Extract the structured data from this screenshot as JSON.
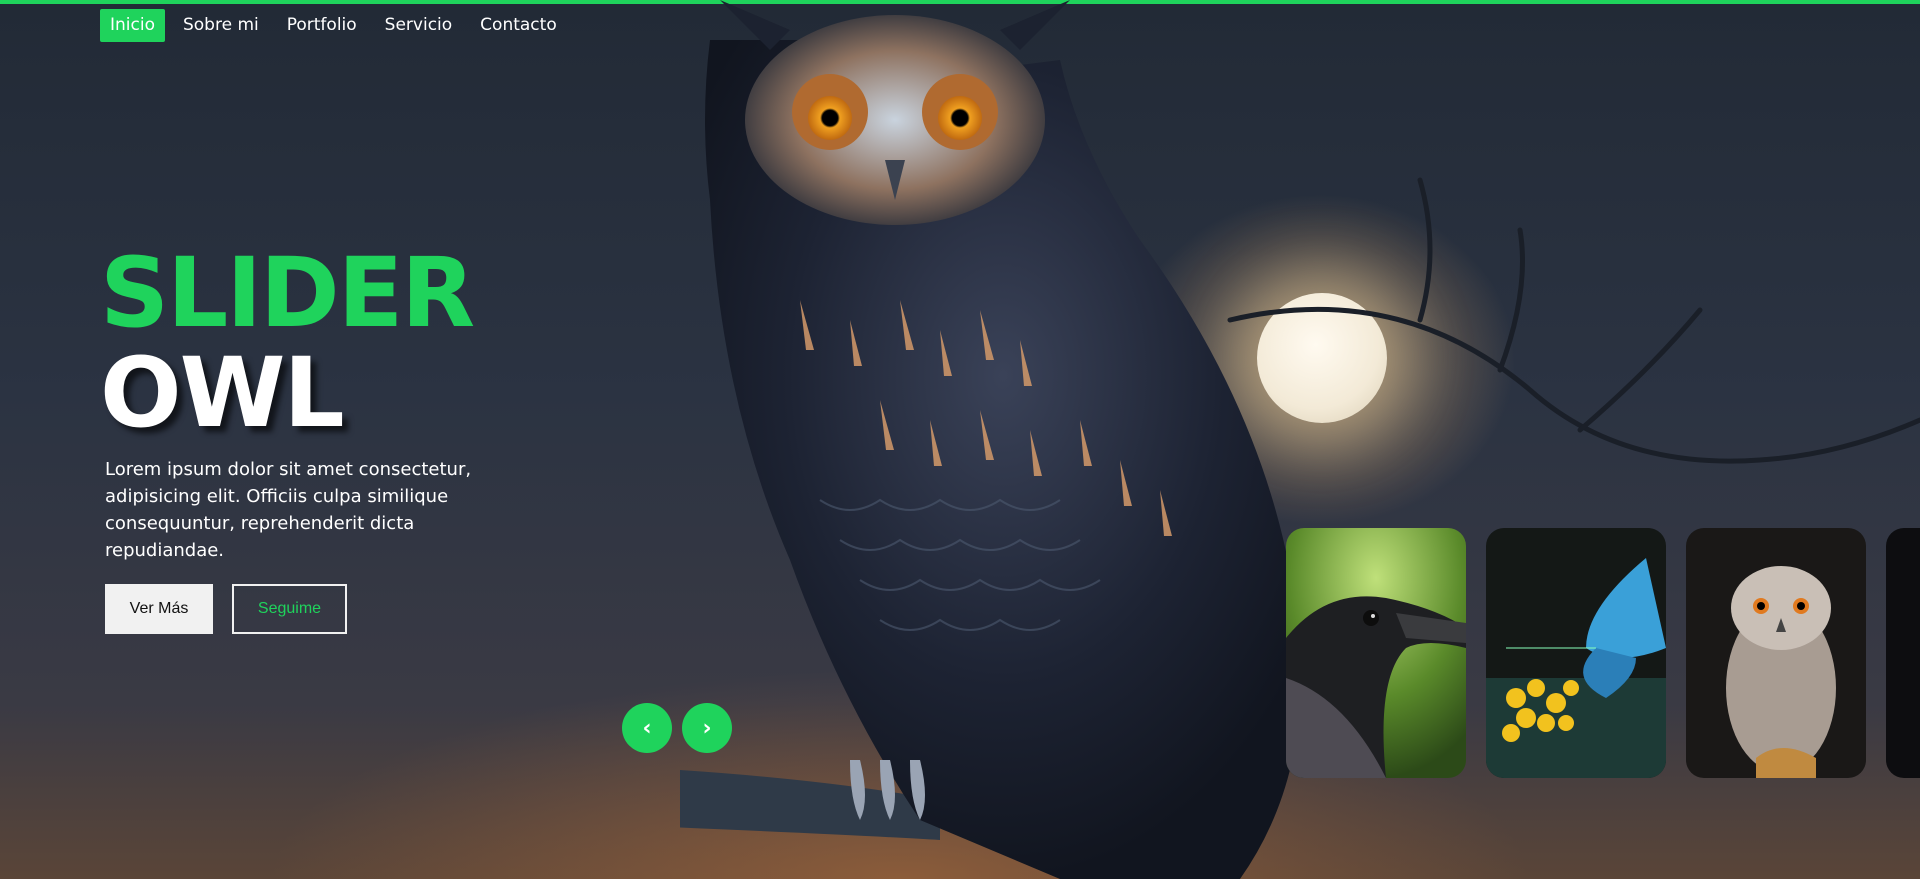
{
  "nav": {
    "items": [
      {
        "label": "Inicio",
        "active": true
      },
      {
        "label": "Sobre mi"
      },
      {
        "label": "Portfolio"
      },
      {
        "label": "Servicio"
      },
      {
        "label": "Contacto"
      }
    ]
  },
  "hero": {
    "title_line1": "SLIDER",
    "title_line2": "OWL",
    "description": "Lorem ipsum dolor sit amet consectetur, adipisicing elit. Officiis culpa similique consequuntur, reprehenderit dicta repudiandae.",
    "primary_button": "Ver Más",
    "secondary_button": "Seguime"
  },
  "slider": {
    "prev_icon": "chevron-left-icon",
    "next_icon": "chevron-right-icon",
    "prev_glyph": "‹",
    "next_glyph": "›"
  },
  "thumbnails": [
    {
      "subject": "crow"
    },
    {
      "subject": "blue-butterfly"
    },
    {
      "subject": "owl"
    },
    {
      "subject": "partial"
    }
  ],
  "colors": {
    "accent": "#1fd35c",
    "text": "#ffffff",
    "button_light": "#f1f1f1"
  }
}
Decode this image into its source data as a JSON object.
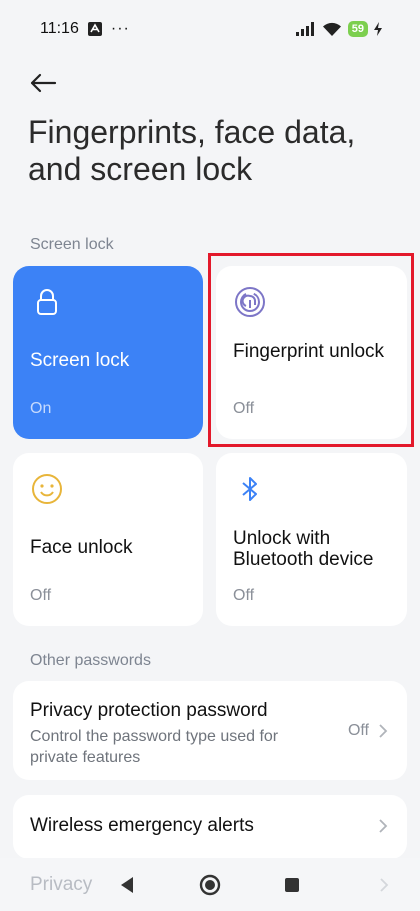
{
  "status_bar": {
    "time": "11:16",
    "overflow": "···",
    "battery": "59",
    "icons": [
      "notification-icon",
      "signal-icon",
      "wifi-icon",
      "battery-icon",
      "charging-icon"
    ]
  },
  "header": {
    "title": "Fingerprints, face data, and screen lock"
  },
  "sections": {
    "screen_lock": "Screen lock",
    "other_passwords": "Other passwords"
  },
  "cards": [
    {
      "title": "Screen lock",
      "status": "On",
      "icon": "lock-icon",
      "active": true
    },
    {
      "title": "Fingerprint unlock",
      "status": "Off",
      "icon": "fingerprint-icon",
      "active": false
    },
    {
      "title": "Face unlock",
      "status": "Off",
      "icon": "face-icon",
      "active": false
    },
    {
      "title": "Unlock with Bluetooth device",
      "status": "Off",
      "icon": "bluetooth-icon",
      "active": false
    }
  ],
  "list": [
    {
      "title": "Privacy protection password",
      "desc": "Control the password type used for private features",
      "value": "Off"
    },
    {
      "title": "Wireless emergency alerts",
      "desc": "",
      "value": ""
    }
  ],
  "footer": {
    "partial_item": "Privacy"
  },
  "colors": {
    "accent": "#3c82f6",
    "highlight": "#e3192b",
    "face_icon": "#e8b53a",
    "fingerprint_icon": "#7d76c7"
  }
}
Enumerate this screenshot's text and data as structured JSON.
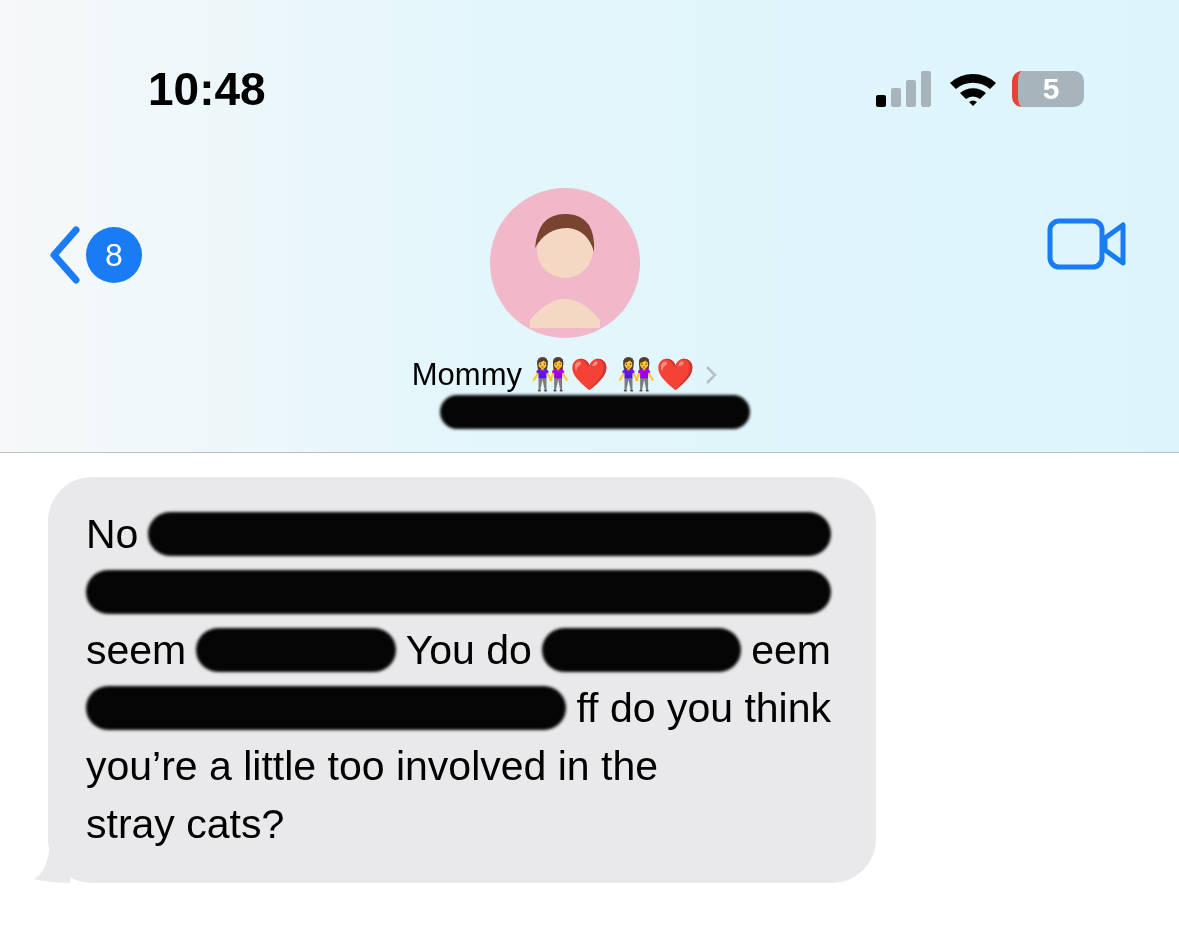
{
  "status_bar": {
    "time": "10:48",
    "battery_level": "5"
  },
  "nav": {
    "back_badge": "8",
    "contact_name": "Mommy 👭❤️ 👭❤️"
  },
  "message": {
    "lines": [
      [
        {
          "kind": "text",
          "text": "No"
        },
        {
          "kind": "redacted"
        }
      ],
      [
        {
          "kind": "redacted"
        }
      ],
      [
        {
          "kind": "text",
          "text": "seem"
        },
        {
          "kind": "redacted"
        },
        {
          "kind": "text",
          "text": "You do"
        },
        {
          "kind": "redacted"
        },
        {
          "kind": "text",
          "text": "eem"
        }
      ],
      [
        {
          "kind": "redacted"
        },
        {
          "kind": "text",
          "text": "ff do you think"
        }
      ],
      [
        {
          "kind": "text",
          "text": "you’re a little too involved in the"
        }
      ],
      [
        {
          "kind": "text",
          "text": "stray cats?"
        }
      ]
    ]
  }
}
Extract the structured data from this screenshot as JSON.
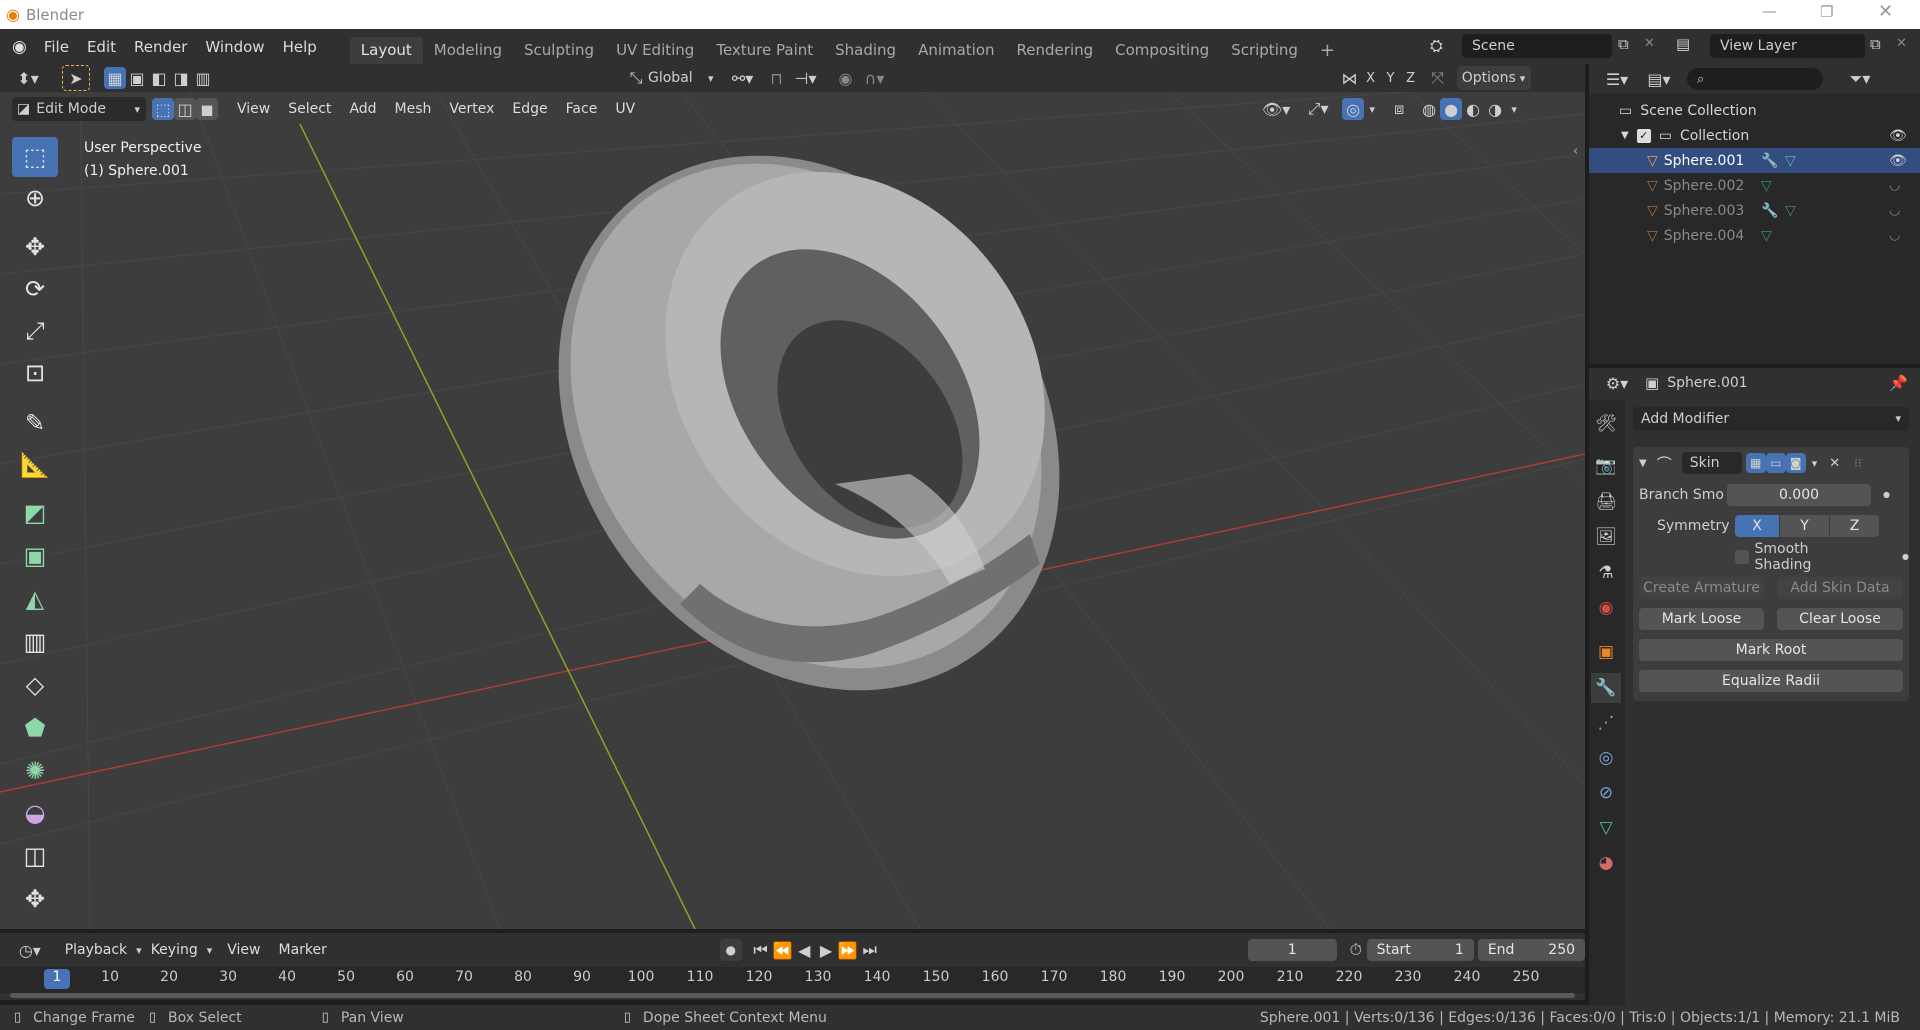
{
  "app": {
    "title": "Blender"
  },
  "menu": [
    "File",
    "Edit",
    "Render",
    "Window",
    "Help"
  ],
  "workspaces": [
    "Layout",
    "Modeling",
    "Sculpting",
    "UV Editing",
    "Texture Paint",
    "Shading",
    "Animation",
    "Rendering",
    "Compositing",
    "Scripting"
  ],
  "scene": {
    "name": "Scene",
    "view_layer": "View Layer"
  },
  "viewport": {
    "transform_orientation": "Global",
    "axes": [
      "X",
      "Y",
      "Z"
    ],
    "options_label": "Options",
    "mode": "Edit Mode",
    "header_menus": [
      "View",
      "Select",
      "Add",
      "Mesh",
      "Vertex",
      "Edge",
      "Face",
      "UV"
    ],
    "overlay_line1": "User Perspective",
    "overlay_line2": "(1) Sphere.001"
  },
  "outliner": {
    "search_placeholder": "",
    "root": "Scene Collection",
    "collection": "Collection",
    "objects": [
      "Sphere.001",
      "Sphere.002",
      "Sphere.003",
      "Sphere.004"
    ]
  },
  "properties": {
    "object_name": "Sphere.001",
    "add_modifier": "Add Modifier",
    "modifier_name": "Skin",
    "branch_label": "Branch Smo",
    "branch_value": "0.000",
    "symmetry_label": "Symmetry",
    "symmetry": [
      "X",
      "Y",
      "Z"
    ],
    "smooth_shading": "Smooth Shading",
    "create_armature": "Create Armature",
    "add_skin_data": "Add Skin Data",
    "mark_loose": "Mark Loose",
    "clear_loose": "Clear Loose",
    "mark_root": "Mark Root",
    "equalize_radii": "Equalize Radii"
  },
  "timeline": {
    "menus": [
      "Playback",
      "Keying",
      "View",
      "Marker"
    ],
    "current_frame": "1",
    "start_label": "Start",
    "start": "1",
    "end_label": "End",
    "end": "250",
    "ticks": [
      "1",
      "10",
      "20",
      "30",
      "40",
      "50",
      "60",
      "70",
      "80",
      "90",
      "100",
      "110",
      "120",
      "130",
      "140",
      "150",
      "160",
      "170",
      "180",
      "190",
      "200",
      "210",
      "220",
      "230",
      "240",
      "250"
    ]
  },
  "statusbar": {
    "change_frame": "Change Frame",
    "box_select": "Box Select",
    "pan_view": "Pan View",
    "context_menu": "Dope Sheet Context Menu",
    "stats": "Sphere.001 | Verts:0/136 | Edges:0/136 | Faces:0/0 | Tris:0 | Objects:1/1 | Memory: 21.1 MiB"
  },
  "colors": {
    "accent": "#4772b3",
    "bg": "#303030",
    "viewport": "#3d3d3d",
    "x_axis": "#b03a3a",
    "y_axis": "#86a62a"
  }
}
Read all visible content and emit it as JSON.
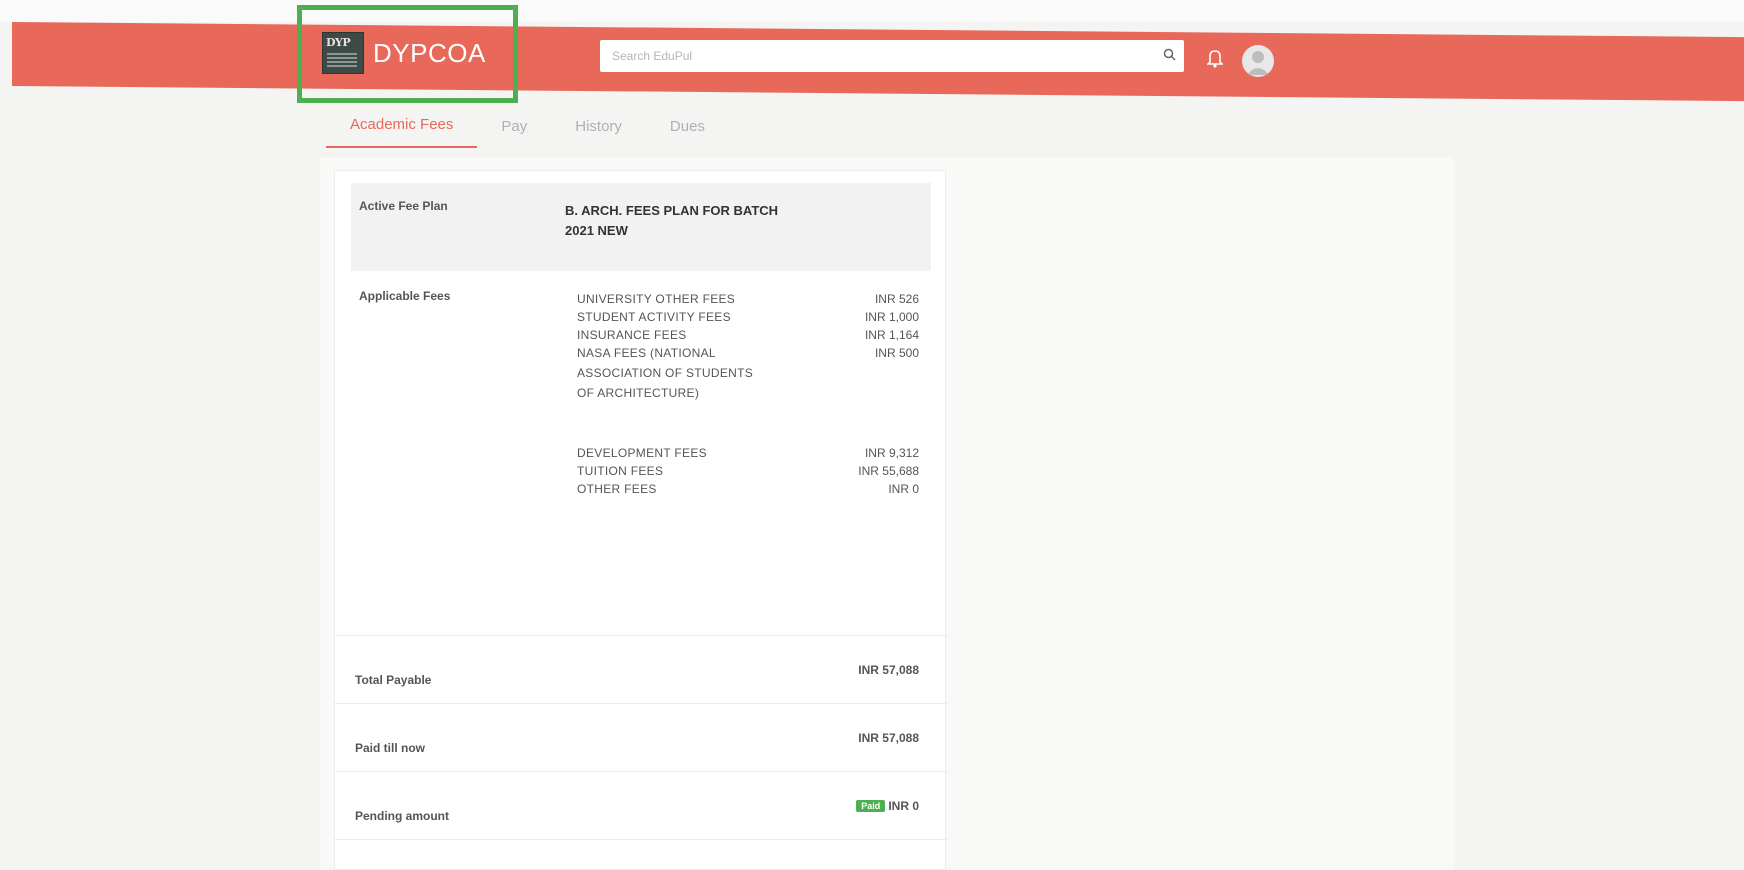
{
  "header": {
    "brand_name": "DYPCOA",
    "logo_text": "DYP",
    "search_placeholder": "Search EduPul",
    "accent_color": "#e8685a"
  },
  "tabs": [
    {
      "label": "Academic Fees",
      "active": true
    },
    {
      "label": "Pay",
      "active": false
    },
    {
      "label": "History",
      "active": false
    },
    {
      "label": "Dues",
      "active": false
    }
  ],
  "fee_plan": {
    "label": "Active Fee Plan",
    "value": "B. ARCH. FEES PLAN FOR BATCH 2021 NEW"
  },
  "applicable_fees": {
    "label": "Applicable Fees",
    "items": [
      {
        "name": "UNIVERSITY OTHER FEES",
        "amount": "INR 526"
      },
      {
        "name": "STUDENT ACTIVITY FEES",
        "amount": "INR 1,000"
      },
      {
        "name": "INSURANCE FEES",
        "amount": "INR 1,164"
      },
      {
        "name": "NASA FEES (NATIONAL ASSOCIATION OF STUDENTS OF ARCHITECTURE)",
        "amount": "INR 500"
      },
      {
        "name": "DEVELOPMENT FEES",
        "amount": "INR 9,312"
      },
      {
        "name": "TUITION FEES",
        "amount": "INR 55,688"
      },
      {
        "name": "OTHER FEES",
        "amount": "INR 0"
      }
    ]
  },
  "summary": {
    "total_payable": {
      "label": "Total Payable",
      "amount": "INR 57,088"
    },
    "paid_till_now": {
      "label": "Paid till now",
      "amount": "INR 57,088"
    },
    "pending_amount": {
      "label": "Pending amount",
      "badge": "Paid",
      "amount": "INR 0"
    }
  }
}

══════════════════════════════

**TASK REQUIREMENTS**
Each line that has the word "JSON" counts once. How many such lines are in the data? Give the number alone.

**CORRECT RESULT**
5